Pull out every line from the listing that has the word "会员中心".

-- start Records supplied --

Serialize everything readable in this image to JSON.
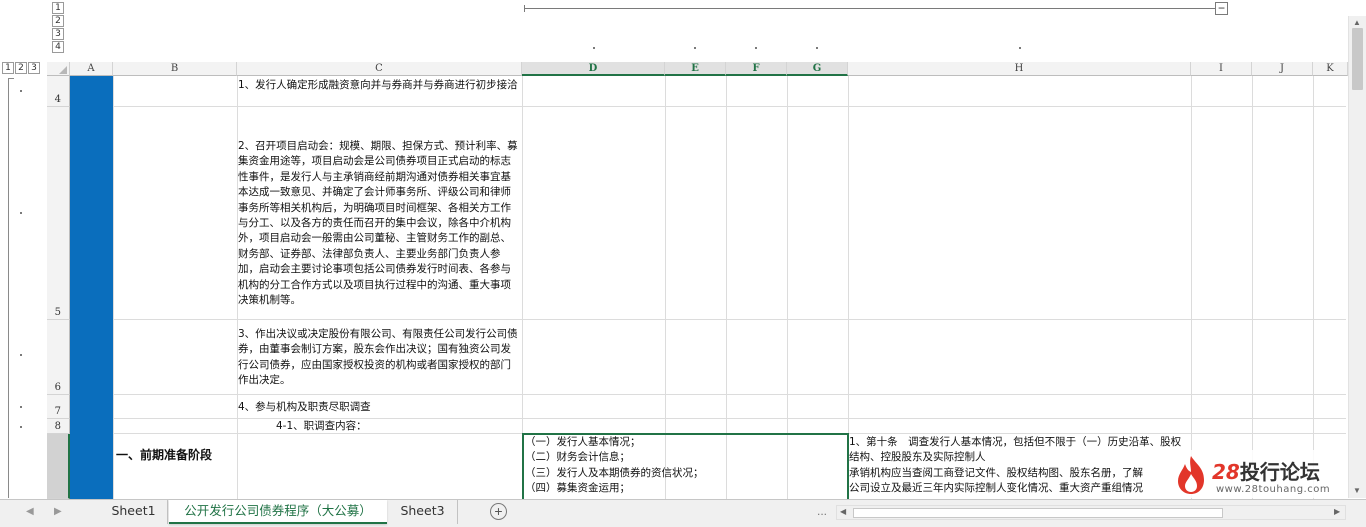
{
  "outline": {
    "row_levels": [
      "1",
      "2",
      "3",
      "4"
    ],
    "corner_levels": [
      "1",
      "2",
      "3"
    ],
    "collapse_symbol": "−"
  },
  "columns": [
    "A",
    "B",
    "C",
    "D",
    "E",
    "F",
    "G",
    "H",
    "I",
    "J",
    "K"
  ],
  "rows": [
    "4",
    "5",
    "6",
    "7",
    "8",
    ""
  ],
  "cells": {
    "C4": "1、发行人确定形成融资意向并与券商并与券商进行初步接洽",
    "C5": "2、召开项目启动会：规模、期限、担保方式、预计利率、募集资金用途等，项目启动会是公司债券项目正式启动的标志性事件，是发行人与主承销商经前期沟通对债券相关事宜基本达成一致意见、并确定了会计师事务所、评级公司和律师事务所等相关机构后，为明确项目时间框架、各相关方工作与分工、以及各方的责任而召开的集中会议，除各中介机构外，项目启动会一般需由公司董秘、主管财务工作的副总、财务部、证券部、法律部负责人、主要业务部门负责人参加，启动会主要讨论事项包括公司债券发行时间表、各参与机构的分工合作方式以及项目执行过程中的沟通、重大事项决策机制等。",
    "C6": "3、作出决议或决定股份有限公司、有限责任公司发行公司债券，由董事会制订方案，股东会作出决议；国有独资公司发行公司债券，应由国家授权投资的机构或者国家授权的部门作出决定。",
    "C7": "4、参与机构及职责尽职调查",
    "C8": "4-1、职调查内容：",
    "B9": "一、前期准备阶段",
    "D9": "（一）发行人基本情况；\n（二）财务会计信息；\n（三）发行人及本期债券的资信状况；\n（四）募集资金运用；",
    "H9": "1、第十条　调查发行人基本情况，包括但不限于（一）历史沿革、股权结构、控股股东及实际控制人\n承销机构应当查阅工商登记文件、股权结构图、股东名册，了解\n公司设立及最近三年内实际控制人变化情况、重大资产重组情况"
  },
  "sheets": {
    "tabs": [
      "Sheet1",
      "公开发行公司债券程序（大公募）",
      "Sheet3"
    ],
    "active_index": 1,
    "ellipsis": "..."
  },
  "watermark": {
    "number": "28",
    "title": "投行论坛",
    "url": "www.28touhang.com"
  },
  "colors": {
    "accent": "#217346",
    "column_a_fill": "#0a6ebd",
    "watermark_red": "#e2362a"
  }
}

-- end Records supplied --
-- start Records supplied --

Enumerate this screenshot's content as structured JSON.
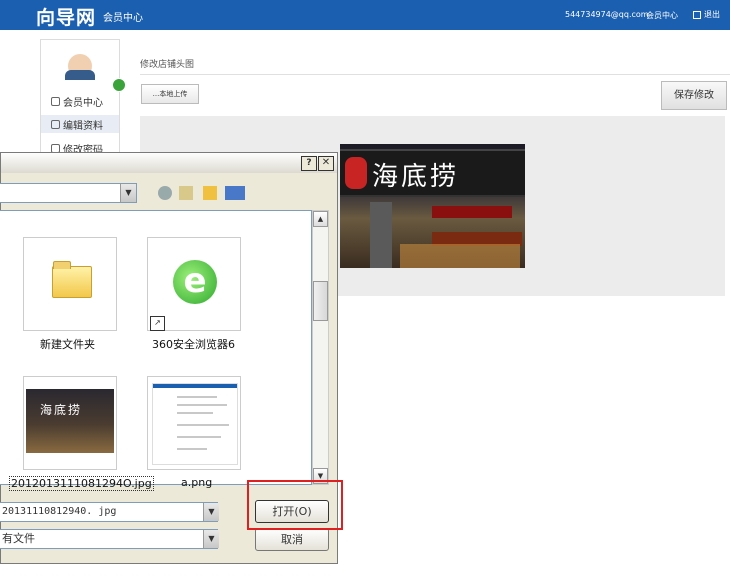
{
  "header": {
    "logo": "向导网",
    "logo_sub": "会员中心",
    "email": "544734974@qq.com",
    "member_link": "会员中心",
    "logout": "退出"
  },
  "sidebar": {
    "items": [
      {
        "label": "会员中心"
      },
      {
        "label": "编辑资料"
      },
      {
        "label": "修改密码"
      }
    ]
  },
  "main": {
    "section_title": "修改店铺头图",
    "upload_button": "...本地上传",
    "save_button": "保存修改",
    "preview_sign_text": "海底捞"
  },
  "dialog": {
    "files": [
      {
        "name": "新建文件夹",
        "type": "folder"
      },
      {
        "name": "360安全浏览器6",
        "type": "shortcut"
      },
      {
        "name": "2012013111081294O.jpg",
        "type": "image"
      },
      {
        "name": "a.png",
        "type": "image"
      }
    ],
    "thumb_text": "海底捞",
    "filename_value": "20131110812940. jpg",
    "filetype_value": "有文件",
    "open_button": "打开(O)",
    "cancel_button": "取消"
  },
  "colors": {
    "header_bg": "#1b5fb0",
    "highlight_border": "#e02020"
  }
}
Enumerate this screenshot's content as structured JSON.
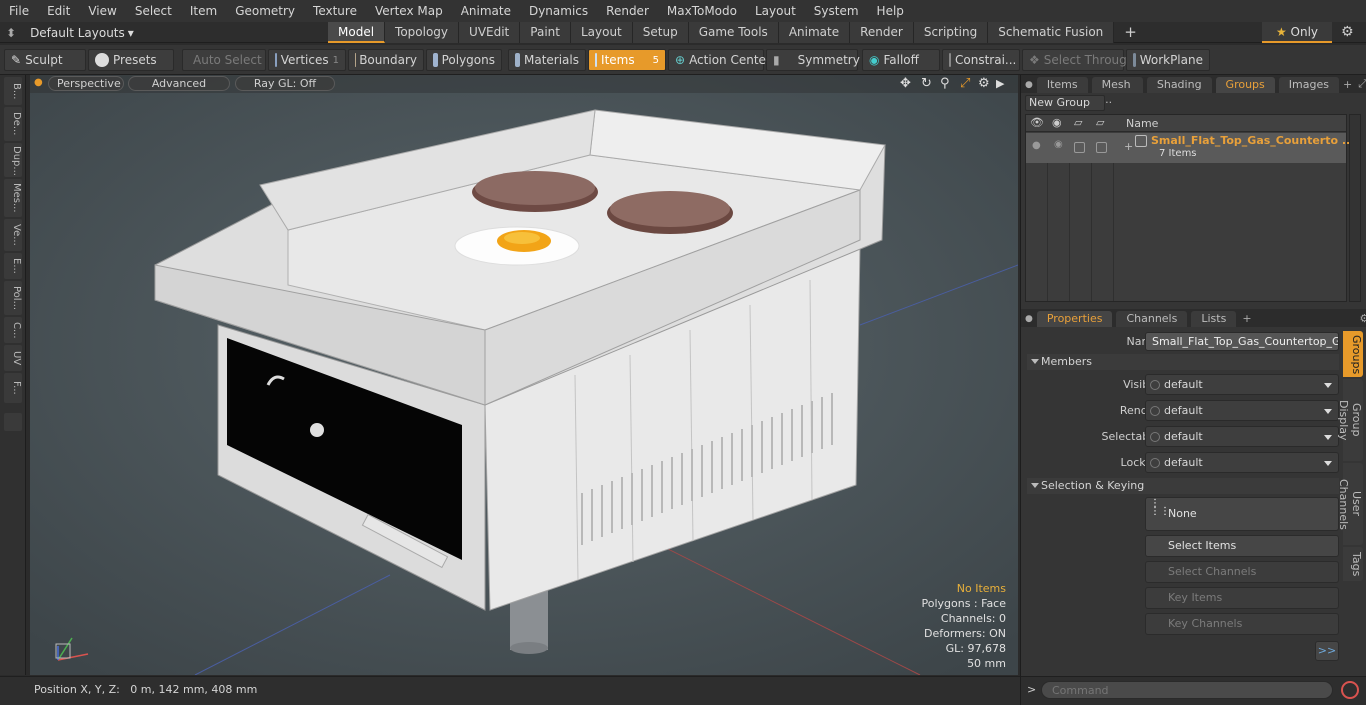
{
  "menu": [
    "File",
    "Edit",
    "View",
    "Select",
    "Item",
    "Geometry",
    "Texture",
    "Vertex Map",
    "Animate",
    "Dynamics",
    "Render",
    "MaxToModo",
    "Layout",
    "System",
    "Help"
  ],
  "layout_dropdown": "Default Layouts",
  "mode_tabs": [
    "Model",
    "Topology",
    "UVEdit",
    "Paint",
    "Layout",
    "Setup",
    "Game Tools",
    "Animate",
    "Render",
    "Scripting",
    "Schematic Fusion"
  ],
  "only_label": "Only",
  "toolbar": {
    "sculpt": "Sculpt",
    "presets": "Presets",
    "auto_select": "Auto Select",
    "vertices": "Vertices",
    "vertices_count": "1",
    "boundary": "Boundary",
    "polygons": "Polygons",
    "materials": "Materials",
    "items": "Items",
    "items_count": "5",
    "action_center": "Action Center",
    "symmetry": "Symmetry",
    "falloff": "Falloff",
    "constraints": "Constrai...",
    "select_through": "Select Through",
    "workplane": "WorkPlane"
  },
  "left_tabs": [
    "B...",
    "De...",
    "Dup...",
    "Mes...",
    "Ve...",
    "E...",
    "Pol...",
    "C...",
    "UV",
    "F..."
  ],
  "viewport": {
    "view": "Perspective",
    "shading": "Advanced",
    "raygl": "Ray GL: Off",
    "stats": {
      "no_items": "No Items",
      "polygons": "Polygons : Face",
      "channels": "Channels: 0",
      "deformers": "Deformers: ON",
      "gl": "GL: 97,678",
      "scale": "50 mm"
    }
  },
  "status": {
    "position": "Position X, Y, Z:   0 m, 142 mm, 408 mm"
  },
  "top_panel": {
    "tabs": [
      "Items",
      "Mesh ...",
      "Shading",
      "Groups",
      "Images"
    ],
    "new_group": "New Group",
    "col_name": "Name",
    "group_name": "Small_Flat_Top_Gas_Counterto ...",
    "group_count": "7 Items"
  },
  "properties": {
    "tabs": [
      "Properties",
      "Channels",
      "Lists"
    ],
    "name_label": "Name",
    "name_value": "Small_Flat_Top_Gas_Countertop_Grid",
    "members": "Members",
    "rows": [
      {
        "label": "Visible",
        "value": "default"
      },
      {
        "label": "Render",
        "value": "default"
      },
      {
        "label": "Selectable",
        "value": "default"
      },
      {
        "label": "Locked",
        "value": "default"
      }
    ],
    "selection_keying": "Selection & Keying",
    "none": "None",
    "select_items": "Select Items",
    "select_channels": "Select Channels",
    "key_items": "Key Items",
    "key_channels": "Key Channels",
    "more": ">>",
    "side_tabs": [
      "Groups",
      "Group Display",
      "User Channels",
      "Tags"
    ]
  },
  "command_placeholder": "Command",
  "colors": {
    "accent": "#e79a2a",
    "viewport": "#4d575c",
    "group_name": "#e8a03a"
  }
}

-- end Records supplied --

Problem solution =>
    "logo_sub": "会员中心",
    "member_link": "会员中心",
        "label": "会员中心"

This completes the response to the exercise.